DIRECTIONS »
Pictures within the data are to be left out; everything else must be reproduced exactly.
**** THE INPUT
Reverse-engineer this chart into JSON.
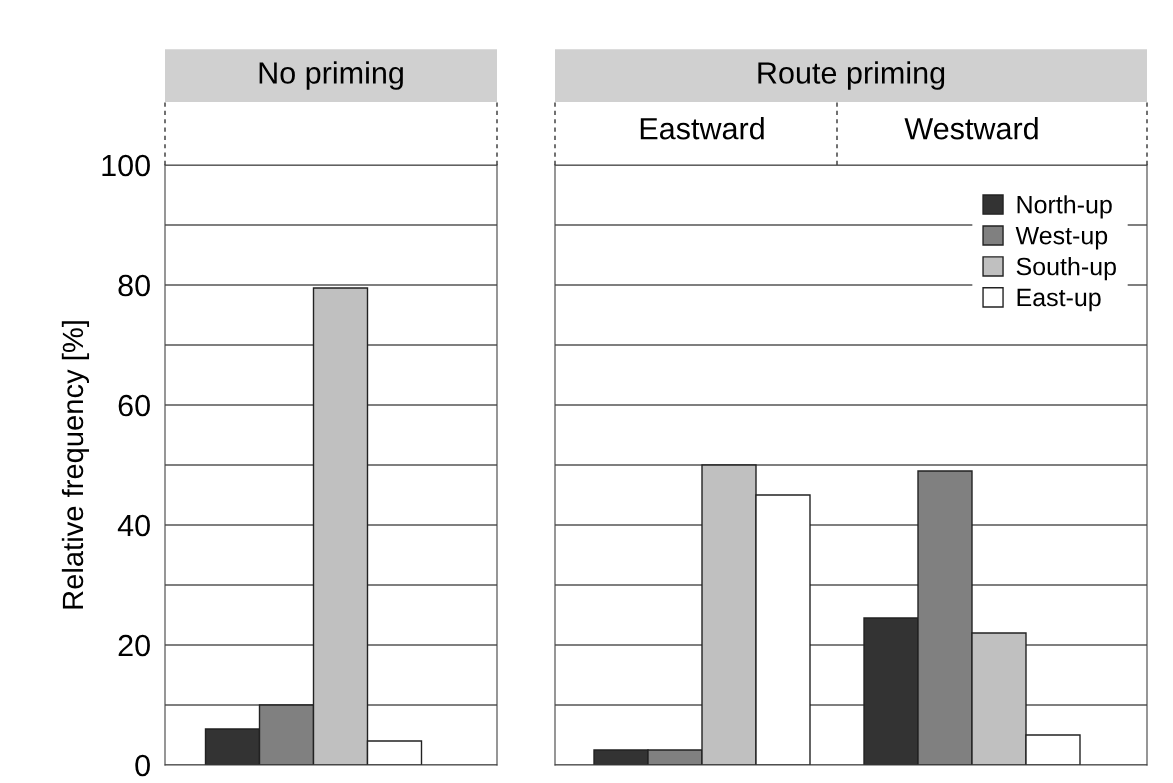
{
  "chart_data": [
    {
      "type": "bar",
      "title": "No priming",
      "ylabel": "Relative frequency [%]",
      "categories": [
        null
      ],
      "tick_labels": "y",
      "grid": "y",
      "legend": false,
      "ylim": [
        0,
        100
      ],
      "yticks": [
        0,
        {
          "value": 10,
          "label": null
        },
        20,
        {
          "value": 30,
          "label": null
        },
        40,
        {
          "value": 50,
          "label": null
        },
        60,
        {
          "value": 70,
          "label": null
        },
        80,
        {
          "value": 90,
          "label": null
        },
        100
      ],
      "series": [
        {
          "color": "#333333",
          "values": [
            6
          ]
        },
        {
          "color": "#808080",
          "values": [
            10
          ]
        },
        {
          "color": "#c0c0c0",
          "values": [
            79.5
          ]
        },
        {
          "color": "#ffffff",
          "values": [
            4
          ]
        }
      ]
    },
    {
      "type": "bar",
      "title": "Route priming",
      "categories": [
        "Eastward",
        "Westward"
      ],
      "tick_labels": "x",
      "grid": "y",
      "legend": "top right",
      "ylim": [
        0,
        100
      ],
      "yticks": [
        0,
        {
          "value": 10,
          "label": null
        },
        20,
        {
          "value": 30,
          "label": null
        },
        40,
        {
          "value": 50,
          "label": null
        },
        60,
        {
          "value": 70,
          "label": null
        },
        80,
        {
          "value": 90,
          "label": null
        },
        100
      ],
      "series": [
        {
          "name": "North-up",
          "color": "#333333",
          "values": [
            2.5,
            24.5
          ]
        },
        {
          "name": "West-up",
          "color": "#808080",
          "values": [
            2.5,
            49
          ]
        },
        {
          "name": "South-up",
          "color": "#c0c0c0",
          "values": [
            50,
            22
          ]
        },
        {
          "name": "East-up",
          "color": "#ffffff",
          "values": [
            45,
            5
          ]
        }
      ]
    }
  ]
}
********
OUTPUT FOR THIS EXERCISE »
Reverse-engineer this chart into JSON.
{
  "chart_data": [
    {
      "type": "bar",
      "title": "No priming",
      "ylabel": "Relative frequency [%]",
      "categories": [
        null
      ],
      "tick_labels": "y",
      "grid": "y",
      "legend": false,
      "ylim": [
        0,
        100
      ],
      "yticks": [
        0,
        {
          "value": 10,
          "label": null
        },
        20,
        {
          "value": 30,
          "label": null
        },
        40,
        {
          "value": 50,
          "label": null
        },
        60,
        {
          "value": 70,
          "label": null
        },
        80,
        {
          "value": 90,
          "label": null
        },
        100
      ],
      "series": [
        {
          "color": "#333333",
          "values": [
            6
          ]
        },
        {
          "color": "#808080",
          "values": [
            10
          ]
        },
        {
          "color": "#c0c0c0",
          "values": [
            79.5
          ]
        },
        {
          "color": "#ffffff",
          "values": [
            4
          ]
        }
      ]
    },
    {
      "type": "bar",
      "title": "Route priming",
      "categories": [
        "Eastward",
        "Westward"
      ],
      "tick_labels": "x",
      "grid": "y",
      "legend": "top right",
      "ylim": [
        0,
        100
      ],
      "yticks": [
        0,
        {
          "value": 10,
          "label": null
        },
        20,
        {
          "value": 30,
          "label": null
        },
        40,
        {
          "value": 50,
          "label": null
        },
        60,
        {
          "value": 70,
          "label": null
        },
        80,
        {
          "value": 90,
          "label": null
        },
        100
      ],
      "series": [
        {
          "name": "North-up",
          "color": "#333333",
          "values": [
            2.5,
            24.5
          ]
        },
        {
          "name": "West-up",
          "color": "#808080",
          "values": [
            2.5,
            49
          ]
        },
        {
          "name": "South-up",
          "color": "#c0c0c0",
          "values": [
            50,
            22
          ]
        },
        {
          "name": "East-up",
          "color": "#ffffff",
          "values": [
            45,
            5
          ]
        }
      ]
    }
  ]
}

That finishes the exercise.